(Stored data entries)
====================

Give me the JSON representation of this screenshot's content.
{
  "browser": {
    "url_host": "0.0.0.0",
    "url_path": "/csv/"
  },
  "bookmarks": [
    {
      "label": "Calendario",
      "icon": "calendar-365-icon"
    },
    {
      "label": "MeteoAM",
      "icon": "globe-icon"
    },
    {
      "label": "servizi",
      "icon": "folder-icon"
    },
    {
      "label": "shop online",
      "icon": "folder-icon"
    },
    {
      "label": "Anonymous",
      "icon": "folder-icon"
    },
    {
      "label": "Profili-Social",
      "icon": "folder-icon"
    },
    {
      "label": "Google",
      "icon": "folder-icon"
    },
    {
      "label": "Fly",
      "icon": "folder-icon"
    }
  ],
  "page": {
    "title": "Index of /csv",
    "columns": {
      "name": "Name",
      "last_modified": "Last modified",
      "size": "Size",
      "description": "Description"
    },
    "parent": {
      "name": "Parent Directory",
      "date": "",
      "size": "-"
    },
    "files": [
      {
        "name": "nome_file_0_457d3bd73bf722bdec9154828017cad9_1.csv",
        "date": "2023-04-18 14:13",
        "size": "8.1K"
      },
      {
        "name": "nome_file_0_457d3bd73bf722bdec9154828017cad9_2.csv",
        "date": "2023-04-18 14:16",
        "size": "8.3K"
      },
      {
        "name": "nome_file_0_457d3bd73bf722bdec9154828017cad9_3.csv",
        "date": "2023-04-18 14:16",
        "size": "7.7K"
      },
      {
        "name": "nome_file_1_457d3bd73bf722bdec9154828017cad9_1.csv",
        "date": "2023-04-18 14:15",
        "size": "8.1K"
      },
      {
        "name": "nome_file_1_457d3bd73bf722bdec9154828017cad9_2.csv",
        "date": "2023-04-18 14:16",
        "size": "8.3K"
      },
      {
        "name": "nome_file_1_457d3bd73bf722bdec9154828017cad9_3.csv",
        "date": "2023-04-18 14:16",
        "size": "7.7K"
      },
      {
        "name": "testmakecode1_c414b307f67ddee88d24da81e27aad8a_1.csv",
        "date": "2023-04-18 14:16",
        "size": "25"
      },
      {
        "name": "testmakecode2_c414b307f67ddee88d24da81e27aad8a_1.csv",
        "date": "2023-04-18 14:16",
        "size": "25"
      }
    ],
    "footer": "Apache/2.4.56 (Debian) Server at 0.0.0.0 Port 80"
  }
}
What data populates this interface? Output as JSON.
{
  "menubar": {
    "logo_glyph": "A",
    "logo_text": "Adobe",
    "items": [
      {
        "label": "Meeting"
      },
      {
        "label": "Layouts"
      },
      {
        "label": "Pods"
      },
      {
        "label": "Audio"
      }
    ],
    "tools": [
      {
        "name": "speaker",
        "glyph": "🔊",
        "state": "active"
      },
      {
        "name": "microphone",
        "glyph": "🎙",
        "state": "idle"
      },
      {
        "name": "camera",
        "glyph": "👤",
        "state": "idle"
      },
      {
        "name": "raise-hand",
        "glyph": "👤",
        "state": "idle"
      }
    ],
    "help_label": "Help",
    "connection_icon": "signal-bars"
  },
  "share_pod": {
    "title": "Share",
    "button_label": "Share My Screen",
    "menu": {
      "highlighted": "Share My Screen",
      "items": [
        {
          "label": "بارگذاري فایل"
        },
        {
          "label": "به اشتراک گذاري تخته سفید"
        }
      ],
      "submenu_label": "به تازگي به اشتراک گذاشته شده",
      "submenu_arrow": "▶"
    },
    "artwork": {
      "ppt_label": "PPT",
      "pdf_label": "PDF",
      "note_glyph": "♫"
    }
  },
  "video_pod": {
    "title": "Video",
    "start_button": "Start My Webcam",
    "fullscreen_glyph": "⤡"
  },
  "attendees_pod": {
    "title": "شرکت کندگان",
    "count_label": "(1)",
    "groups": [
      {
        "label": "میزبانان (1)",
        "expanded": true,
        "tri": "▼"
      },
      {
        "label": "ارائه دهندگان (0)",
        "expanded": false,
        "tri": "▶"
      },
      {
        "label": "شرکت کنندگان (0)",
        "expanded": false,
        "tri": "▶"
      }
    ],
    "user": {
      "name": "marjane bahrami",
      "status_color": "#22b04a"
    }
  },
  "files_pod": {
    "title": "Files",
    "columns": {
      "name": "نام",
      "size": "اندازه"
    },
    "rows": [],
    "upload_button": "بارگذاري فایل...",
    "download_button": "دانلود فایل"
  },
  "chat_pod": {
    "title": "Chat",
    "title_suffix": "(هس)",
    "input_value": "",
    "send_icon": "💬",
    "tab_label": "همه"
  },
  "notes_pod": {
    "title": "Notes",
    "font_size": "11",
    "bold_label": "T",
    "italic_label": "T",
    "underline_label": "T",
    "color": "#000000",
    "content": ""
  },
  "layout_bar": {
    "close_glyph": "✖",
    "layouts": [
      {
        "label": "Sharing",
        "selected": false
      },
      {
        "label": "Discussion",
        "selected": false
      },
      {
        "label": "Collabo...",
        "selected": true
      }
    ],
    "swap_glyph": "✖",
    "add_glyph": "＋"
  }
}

====================

• **What you have to do**
Search the records for the word "فایل", then list every line that has it.

• **Finished answer**
          "label": "بارگذاري فایل"
    "upload_button": "بارگذاري فایل...",
    "download_button": "دانلود فایل"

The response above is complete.